▶ Problem statement:
Repeat the listing in full. Nothing may be added or left out.

▶ Records for processing:
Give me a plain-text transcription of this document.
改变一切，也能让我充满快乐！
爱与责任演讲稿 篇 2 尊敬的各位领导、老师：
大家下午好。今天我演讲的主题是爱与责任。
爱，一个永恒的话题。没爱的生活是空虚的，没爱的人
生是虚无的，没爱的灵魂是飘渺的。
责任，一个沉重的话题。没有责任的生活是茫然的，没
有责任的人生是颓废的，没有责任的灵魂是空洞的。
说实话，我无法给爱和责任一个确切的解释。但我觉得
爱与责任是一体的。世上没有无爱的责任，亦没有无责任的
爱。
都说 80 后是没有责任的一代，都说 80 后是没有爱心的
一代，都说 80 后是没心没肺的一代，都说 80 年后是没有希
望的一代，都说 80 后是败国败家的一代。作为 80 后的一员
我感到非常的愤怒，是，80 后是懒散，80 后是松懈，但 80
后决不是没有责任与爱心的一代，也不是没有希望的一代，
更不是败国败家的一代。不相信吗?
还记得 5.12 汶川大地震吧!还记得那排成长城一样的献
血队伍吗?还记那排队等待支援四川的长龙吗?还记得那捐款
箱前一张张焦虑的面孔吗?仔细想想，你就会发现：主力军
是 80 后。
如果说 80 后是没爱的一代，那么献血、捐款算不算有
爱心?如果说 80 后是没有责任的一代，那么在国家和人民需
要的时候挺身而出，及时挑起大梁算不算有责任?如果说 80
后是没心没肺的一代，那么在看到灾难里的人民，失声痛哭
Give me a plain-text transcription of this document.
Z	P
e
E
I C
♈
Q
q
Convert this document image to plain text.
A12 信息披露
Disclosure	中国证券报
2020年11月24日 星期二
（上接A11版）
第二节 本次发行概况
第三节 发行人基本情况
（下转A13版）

▶ Response to the exercise:
Give me a plain-text transcription of this document.
改变一切，也能让我充满快乐！
爱与责任演讲稿 篇 2 尊敬的各位领导、老师：
大家下午好。今天我演讲的主题是爱与责任。
爱，一个永恒的话题。没爱的生活是空虚的，没爱的人
生是虚无的，没爱的灵魂是飘渺的。
责任，一个沉重的话题。没有责任的生活是茫然的，没
有责任的人生是颓废的，没有责任的灵魂是空洞的。
说实话，我无法给爱和责任一个确切的解释。但我觉得
爱与责任是一体的。世上没有无爱的责任，亦没有无责任的
爱。
都说 80 后是没有责任的一代，都说 80 后是没有爱心的
一代，都说 80 后是没心没肺的一代，都说 80 年后是没有希
望的一代，都说 80 后是败国败家的一代。作为 80 后的一员
我感到非常的愤怒，是，80 后是懒散，80 后是松懈，但 80
后决不是没有责任与爱心的一代，也不是没有希望的一代，
更不是败国败家的一代。不相信吗?
还记得 5.12 汶川大地震吧!还记得那排成长城一样的献
血队伍吗?还记那排队等待支援四川的长龙吗?还记得那捐款
箱前一张张焦虑的面孔吗?仔细想想，你就会发现：主力军
是 80 后。
如果说 80 后是没爱的一代，那么献血、捐款算不算有
爱心?如果说 80 后是没有责任的一代，那么在国家和人民需
要的时候挺身而出，及时挑起大梁算不算有责任?如果说 80
后是没心没肺的一代，那么在看到灾难里的人民，失声痛哭
Give me a plain-text transcription of this document.
Z	P
e
E
I C
♈
Q
q
Convert this document image to plain text.
A12 信息披露
Disclosure	中国证券报
2020年11月24日 星期二
（上接A11版）
第二节 本次发行概况
第三节 发行人基本情况
（下转A13版）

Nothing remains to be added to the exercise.